The exercise:
What follows is a set of records; repeat all of them exactly.

■ ■ ■ ■ ■

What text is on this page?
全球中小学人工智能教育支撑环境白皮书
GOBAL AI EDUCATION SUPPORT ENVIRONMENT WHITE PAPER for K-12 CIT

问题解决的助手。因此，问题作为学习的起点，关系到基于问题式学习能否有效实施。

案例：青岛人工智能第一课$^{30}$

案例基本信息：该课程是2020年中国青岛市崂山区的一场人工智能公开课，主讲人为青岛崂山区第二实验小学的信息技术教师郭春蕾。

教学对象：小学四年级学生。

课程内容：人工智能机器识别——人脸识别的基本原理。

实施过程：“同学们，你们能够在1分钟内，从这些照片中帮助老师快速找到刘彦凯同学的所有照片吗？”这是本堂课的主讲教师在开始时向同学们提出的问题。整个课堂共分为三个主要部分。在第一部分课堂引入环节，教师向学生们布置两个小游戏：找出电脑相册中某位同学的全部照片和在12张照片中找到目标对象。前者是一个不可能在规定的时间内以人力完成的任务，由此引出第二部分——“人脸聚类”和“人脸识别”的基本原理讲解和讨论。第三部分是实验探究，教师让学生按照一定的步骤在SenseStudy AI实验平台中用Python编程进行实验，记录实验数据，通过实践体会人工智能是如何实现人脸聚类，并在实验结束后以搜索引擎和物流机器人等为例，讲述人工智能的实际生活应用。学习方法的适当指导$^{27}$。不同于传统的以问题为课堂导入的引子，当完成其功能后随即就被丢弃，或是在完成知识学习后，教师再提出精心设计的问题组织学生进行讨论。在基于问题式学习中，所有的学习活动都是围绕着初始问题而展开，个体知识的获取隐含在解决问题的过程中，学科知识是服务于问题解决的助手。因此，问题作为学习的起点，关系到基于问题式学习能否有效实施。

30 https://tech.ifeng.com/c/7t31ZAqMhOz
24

■ ■ ■ ■ ■

Result of this task:
What text is on this page?
全球中小学人工智能教育支撑环境白皮书
GOBAL AI EDUCATION SUPPORT ENVIRONMENT WHITE PAPER for K-12 CIT

问题解决的助手。因此，问题作为学习的起点，关系到基于问题式学习能否有效实施。

案例：青岛人工智能第一课$^{30}$

案例基本信息：该课程是2020年中国青岛市崂山区的一场人工智能公开课，主讲人为青岛崂山区第二实验小学的信息技术教师郭春蕾。

教学对象：小学四年级学生。

课程内容：人工智能机器识别——人脸识别的基本原理。

实施过程：“同学们，你们能够在1分钟内，从这些照片中帮助老师快速找到刘彦凯同学的所有照片吗？”这是本堂课的主讲教师在开始时向同学们提出的问题。整个课堂共分为三个主要部分。在第一部分课堂引入环节，教师向学生们布置两个小游戏：找出电脑相册中某位同学的全部照片和在12张照片中找到目标对象。前者是一个不可能在规定的时间内以人力完成的任务，由此引出第二部分——“人脸聚类”和“人脸识别”的基本原理讲解和讨论。第三部分是实验探究，教师让学生按照一定的步骤在SenseStudy AI实验平台中用Python编程进行实验，记录实验数据，通过实践体会人工智能是如何实现人脸聚类，并在实验结束后以搜索引擎和物流机器人等为例，讲述人工智能的实际生活应用。学习方法的适当指导$^{27}$。不同于传统的以问题为课堂导入的引子，当完成其功能后随即就被丢弃，或是在完成知识学习后，教师再提出精心设计的问题组织学生进行讨论。在基于问题式学习中，所有的学习活动都是围绕着初始问题而展开，个体知识的获取隐含在解决问题的过程中，学科知识是服务于问题解决的助手。因此，问题作为学习的起点，关系到基于问题式学习能否有效实施。

30 https://tech.ifeng.com/c/7t31ZAqMhOz
24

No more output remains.